DATA SECTION:

※ ※ ※

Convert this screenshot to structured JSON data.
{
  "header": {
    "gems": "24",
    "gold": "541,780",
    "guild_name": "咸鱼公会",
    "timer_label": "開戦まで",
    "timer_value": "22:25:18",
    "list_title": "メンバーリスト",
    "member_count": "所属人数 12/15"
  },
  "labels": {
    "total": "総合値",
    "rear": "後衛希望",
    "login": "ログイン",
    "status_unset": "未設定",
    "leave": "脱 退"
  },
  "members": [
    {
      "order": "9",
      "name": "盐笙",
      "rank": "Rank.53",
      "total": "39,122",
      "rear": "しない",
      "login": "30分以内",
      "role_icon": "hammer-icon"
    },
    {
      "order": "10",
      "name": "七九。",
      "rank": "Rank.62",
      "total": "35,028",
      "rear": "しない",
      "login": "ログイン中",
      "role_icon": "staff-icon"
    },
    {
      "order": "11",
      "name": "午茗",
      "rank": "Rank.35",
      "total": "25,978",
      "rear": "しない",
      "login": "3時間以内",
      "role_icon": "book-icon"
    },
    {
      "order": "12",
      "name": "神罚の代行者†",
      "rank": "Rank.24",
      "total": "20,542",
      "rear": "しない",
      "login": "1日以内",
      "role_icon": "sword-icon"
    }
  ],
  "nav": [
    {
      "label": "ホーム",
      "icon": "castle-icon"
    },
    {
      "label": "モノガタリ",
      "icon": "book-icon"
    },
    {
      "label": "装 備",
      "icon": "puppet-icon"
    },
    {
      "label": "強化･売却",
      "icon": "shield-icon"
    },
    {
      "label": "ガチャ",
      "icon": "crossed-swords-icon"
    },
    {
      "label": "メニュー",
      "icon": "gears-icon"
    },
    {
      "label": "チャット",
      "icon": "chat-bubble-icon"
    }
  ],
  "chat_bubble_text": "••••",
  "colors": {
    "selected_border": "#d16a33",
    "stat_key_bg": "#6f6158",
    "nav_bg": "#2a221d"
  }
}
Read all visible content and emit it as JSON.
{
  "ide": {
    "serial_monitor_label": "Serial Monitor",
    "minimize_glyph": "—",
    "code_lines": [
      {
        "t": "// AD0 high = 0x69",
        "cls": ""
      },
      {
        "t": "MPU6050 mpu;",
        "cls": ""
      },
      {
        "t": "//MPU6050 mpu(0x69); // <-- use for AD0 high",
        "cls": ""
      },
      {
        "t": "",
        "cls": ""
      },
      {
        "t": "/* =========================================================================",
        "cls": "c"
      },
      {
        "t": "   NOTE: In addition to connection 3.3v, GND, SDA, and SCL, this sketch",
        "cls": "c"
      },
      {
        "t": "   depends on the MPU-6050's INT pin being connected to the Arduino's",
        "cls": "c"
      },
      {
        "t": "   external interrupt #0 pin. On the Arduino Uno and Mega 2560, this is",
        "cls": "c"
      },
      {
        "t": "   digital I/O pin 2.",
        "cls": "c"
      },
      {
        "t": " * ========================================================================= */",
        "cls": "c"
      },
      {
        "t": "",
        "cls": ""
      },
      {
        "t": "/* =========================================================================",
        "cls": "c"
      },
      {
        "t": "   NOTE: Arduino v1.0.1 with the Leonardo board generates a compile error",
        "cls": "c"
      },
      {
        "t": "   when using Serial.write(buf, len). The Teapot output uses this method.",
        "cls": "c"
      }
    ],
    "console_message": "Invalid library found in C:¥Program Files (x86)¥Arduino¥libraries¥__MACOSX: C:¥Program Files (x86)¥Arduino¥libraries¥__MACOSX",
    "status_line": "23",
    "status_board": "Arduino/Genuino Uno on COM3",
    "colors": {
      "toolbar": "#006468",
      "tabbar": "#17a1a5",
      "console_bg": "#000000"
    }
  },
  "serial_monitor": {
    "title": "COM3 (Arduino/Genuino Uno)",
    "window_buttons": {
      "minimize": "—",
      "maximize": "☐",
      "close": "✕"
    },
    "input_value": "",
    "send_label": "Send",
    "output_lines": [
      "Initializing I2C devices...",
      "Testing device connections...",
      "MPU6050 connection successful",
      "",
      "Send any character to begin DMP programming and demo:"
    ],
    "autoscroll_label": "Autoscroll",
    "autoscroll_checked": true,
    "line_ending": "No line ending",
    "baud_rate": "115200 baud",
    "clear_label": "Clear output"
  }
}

※ ※ ※

Every line above should be retyped exactly as given.

Convert this screenshot to structured JSON data.
{
  "header": {
    "gems": "24",
    "gold": "541,780",
    "guild_name": "咸鱼公会",
    "timer_label": "開戦まで",
    "timer_value": "22:25:18",
    "list_title": "メンバーリスト",
    "member_count": "所属人数 12/15"
  },
  "labels": {
    "total": "総合値",
    "rear": "後衛希望",
    "login": "ログイン",
    "status_unset": "未設定",
    "leave": "脱 退"
  },
  "members": [
    {
      "order": "9",
      "name": "盐笙",
      "rank": "Rank.53",
      "total": "39,122",
      "rear": "しない",
      "login": "30分以内",
      "role_icon": "hammer-icon"
    },
    {
      "order": "10",
      "name": "七九。",
      "rank": "Rank.62",
      "total": "35,028",
      "rear": "しない",
      "login": "ログイン中",
      "role_icon": "staff-icon"
    },
    {
      "order": "11",
      "name": "午茗",
      "rank": "Rank.35",
      "total": "25,978",
      "rear": "しない",
      "login": "3時間以内",
      "role_icon": "book-icon"
    },
    {
      "order": "12",
      "name": "神罚の代行者†",
      "rank": "Rank.24",
      "total": "20,542",
      "rear": "しない",
      "login": "1日以内",
      "role_icon": "sword-icon"
    }
  ],
  "nav": [
    {
      "label": "ホーム",
      "icon": "castle-icon"
    },
    {
      "label": "モノガタリ",
      "icon": "book-icon"
    },
    {
      "label": "装 備",
      "icon": "puppet-icon"
    },
    {
      "label": "強化･売却",
      "icon": "shield-icon"
    },
    {
      "label": "ガチャ",
      "icon": "crossed-swords-icon"
    },
    {
      "label": "メニュー",
      "icon": "gears-icon"
    },
    {
      "label": "チャット",
      "icon": "chat-bubble-icon"
    }
  ],
  "chat_bubble_text": "••••",
  "colors": {
    "selected_border": "#d16a33",
    "stat_key_bg": "#6f6158",
    "nav_bg": "#2a221d"
  }
}
Read all visible content and emit it as JSON.
{
  "ide": {
    "serial_monitor_label": "Serial Monitor",
    "minimize_glyph": "—",
    "code_lines": [
      {
        "t": "// AD0 high = 0x69",
        "cls": ""
      },
      {
        "t": "MPU6050 mpu;",
        "cls": ""
      },
      {
        "t": "//MPU6050 mpu(0x69); // <-- use for AD0 high",
        "cls": ""
      },
      {
        "t": "",
        "cls": ""
      },
      {
        "t": "/* =========================================================================",
        "cls": "c"
      },
      {
        "t": "   NOTE: In addition to connection 3.3v, GND, SDA, and SCL, this sketch",
        "cls": "c"
      },
      {
        "t": "   depends on the MPU-6050's INT pin being connected to the Arduino's",
        "cls": "c"
      },
      {
        "t": "   external interrupt #0 pin. On the Arduino Uno and Mega 2560, this is",
        "cls": "c"
      },
      {
        "t": "   digital I/O pin 2.",
        "cls": "c"
      },
      {
        "t": " * ========================================================================= */",
        "cls": "c"
      },
      {
        "t": "",
        "cls": ""
      },
      {
        "t": "/* =========================================================================",
        "cls": "c"
      },
      {
        "t": "   NOTE: Arduino v1.0.1 with the Leonardo board generates a compile error",
        "cls": "c"
      },
      {
        "t": "   when using Serial.write(buf, len). The Teapot output uses this method.",
        "cls": "c"
      }
    ],
    "console_message": "Invalid library found in C:¥Program Files (x86)¥Arduino¥libraries¥__MACOSX: C:¥Program Files (x86)¥Arduino¥libraries¥__MACOSX",
    "status_line": "23",
    "status_board": "Arduino/Genuino Uno on COM3",
    "colors": {
      "toolbar": "#006468",
      "tabbar": "#17a1a5",
      "console_bg": "#000000"
    }
  },
  "serial_monitor": {
    "title": "COM3 (Arduino/Genuino Uno)",
    "window_buttons": {
      "minimize": "—",
      "maximize": "☐",
      "close": "✕"
    },
    "input_value": "",
    "send_label": "Send",
    "output_lines": [
      "Initializing I2C devices...",
      "Testing device connections...",
      "MPU6050 connection successful",
      "",
      "Send any character to begin DMP programming and demo:"
    ],
    "autoscroll_label": "Autoscroll",
    "autoscroll_checked": true,
    "line_ending": "No line ending",
    "baud_rate": "115200 baud",
    "clear_label": "Clear output"
  }
}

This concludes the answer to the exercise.